------ Dataset rows ------

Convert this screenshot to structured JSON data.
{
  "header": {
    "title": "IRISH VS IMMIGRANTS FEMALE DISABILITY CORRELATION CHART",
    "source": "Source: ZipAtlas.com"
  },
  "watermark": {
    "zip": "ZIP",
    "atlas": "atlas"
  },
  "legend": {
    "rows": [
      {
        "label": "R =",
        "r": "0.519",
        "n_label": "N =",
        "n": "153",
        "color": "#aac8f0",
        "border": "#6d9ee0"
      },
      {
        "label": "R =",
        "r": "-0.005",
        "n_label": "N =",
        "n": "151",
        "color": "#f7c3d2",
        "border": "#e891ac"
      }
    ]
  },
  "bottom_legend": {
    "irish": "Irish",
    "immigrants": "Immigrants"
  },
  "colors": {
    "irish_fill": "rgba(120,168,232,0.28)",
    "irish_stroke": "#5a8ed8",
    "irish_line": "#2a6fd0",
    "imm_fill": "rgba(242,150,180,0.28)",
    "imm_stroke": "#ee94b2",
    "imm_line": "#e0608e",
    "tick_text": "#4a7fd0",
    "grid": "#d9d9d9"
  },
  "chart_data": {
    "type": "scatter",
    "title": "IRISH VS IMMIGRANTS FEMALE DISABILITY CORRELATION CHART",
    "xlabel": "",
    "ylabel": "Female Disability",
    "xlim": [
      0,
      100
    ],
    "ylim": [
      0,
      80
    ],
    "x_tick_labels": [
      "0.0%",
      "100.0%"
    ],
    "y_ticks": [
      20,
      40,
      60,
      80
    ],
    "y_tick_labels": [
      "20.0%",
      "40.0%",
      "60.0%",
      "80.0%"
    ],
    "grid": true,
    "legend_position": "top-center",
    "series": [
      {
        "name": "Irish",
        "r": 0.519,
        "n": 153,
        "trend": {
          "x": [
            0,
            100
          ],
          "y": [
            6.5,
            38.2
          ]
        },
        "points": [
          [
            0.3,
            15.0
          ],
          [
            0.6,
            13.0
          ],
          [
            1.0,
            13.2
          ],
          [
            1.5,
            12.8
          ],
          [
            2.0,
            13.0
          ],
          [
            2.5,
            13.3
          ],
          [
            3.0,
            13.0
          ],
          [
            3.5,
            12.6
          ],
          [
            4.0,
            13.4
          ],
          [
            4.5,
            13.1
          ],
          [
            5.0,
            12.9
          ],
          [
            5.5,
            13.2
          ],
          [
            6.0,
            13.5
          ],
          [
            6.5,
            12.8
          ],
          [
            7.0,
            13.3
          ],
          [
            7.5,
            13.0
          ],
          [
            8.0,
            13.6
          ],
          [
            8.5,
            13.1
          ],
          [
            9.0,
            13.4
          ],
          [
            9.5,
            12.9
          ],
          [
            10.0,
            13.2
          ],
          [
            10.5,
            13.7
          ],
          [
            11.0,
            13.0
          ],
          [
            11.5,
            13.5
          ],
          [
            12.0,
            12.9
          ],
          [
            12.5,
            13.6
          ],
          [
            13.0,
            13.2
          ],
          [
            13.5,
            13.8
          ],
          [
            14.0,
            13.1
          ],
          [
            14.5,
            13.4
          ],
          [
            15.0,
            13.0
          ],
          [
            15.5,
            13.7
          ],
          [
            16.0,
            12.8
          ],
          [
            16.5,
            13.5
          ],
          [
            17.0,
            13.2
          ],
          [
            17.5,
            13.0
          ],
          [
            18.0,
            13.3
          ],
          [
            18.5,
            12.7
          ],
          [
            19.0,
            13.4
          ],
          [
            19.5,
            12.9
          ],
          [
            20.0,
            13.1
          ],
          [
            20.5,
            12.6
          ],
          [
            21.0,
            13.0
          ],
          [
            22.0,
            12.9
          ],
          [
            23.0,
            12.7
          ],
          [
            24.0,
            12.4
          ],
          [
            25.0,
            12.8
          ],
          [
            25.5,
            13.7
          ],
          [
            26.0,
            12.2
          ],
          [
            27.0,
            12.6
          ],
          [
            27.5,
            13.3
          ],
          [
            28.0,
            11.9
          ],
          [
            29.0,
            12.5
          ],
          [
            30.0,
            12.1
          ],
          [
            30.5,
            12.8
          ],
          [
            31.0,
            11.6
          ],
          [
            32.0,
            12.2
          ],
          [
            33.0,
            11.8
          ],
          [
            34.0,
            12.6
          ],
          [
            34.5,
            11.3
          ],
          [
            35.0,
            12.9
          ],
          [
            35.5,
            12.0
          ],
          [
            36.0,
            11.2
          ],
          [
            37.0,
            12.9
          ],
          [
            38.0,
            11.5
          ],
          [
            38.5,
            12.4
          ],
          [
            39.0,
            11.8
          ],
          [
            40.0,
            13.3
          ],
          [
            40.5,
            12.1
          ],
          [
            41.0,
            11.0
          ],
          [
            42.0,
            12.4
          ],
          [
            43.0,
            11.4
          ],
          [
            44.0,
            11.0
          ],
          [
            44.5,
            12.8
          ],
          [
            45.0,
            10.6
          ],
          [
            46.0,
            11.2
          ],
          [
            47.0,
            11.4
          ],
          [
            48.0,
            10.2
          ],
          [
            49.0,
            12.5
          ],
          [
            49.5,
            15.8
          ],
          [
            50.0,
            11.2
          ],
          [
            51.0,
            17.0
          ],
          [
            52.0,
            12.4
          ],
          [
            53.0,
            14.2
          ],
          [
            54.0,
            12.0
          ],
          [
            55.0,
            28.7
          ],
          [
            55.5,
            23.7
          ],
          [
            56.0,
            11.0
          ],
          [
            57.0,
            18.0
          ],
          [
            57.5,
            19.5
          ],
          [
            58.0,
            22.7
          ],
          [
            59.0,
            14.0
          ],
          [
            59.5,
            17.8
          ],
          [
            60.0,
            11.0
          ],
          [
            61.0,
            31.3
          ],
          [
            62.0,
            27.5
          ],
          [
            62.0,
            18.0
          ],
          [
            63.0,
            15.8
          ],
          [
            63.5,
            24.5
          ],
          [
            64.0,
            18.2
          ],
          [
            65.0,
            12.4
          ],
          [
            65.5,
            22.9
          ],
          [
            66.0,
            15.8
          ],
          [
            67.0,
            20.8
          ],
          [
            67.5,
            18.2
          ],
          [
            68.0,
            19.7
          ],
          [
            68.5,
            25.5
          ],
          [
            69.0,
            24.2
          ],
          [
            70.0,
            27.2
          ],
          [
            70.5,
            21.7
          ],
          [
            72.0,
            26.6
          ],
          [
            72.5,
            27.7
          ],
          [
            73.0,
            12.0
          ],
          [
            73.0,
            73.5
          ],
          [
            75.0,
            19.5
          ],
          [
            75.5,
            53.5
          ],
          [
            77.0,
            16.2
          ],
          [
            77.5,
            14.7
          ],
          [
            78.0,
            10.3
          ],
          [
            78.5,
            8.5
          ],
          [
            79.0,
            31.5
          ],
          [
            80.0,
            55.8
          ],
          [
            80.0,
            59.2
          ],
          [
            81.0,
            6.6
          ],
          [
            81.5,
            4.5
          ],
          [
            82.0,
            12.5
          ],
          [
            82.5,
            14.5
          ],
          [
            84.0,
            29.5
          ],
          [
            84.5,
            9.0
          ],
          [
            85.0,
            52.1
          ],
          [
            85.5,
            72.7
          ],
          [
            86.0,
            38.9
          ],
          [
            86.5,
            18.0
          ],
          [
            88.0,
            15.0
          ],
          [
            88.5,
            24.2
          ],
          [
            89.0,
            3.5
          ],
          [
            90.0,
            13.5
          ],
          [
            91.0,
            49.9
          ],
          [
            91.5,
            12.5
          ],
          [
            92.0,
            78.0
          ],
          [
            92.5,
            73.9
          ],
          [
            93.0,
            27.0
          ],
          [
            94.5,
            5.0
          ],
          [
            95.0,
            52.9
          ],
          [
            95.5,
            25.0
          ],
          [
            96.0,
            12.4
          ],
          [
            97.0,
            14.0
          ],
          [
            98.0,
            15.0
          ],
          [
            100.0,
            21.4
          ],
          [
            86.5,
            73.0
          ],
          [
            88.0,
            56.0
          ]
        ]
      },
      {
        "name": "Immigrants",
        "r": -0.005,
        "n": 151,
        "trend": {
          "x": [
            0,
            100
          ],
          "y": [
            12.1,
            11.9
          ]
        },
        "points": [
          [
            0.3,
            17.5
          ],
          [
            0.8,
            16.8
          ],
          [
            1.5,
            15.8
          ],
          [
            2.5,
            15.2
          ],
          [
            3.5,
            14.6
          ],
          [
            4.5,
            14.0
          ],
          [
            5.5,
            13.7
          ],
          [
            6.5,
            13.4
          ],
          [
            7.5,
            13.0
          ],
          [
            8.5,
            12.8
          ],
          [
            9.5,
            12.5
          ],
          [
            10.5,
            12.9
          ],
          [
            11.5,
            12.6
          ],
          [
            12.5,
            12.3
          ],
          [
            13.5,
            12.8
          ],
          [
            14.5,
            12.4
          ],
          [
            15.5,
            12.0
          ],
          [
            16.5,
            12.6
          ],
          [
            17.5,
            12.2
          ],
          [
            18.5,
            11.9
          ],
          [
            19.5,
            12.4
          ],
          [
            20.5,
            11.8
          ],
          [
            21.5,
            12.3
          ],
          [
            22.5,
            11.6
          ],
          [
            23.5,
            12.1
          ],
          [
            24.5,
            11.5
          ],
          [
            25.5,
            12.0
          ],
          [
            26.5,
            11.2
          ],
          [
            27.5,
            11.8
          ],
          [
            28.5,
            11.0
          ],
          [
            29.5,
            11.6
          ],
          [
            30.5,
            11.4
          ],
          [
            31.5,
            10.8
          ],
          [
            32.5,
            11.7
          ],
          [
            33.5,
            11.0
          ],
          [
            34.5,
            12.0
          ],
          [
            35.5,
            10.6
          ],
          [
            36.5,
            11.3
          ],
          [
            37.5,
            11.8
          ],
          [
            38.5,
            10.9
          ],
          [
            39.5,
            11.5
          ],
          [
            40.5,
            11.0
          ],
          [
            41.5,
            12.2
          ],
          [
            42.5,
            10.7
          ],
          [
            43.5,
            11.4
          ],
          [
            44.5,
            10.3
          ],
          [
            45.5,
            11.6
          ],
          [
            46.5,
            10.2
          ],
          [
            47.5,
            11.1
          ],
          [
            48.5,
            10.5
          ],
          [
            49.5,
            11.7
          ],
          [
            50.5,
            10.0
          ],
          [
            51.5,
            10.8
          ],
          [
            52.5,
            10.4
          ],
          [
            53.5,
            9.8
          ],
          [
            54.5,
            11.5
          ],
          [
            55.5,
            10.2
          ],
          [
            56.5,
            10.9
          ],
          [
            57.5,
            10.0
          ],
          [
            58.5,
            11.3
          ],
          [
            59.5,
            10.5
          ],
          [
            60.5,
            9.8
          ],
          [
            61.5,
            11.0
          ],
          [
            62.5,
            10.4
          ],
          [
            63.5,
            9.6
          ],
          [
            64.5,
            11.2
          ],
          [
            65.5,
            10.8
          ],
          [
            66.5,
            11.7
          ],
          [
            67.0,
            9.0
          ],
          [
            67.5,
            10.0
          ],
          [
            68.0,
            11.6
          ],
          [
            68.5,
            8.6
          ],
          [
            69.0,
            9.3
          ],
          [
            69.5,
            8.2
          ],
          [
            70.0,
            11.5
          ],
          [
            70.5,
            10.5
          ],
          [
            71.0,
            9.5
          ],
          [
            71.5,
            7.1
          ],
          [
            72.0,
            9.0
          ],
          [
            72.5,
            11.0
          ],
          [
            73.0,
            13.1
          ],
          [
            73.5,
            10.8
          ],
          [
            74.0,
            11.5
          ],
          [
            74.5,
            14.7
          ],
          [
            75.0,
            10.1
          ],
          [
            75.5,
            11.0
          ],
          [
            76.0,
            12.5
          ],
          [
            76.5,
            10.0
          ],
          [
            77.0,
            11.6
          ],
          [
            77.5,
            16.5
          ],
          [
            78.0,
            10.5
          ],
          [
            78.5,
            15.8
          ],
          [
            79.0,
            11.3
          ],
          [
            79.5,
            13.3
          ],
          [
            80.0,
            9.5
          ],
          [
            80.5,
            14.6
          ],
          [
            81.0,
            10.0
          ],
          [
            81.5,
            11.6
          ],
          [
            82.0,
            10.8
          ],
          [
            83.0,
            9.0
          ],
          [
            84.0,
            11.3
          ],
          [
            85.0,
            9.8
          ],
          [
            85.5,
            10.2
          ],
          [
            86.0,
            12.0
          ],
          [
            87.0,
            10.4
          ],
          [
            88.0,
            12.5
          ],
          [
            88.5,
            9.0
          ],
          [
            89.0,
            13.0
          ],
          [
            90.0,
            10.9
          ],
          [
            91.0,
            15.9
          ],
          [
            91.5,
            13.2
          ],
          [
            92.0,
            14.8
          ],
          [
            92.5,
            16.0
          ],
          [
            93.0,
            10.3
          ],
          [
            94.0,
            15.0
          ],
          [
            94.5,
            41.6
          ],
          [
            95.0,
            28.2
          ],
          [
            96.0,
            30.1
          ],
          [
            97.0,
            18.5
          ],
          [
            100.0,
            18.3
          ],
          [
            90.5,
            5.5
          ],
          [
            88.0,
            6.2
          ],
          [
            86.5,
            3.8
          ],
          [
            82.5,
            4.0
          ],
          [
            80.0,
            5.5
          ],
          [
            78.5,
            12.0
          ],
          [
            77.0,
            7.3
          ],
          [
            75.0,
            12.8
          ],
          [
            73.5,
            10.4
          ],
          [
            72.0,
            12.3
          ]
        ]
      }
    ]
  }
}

------

# [Stated task]
Show, from the listing above, each line that contains the word "rgba".

# [Response to the exercise]
    "irish_fill": "rgba(120,168,232,0.28)",
    "imm_fill": "rgba(242,150,180,0.28)",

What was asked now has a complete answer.